TASK PROMPT:
Tally the lines below that contain the word "القلب", and give only that number.

◇ ◇ ◇

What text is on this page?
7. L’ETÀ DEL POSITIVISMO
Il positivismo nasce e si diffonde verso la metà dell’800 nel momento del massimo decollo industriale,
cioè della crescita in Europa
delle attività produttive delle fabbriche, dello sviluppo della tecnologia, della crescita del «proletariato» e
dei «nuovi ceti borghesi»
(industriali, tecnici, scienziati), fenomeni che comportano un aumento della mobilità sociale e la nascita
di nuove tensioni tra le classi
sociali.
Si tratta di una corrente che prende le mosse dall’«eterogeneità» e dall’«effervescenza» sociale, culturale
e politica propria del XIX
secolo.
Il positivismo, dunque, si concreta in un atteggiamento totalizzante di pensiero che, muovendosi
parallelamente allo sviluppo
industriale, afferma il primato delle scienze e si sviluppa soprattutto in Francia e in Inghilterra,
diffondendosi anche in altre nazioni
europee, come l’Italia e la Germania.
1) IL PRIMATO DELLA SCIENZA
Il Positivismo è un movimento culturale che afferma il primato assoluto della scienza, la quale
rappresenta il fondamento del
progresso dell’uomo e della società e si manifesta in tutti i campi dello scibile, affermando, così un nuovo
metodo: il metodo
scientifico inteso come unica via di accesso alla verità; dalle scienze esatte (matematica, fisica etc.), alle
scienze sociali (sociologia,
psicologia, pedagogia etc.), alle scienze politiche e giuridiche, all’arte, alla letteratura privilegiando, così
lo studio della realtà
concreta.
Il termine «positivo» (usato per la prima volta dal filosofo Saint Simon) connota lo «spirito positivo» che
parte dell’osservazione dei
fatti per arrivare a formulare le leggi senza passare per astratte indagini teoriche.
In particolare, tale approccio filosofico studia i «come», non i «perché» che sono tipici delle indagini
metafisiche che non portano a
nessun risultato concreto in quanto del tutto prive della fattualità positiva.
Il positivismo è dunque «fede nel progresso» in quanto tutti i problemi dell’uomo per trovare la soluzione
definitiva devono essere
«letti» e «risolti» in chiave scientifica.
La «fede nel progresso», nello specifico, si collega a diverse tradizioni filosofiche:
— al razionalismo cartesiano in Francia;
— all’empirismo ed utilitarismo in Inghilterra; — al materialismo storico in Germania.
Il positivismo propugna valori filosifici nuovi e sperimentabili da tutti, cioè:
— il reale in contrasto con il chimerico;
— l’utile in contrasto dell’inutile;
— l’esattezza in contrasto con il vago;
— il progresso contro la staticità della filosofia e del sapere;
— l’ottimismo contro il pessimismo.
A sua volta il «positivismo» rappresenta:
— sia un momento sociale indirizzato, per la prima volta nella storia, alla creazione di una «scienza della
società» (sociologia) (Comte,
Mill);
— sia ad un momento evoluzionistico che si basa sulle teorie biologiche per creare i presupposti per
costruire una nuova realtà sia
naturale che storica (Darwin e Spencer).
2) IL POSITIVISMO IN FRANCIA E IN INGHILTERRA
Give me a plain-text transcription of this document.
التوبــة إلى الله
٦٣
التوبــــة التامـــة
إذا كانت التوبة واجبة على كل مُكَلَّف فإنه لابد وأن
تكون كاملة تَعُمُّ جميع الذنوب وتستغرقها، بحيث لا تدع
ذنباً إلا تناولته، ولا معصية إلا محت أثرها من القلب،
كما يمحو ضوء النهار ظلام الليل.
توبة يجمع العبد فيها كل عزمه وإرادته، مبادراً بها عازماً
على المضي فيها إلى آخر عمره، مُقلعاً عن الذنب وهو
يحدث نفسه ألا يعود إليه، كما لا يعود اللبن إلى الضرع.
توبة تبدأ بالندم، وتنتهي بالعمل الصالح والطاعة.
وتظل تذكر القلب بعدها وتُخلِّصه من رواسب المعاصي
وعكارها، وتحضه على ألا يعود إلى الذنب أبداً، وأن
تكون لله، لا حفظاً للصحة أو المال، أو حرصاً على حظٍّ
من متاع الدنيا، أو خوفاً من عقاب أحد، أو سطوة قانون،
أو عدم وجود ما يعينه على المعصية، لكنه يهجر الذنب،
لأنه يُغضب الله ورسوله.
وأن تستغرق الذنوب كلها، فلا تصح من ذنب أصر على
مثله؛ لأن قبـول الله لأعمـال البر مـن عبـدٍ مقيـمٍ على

◇ ◇ ◇

TASK RESPONSE:
2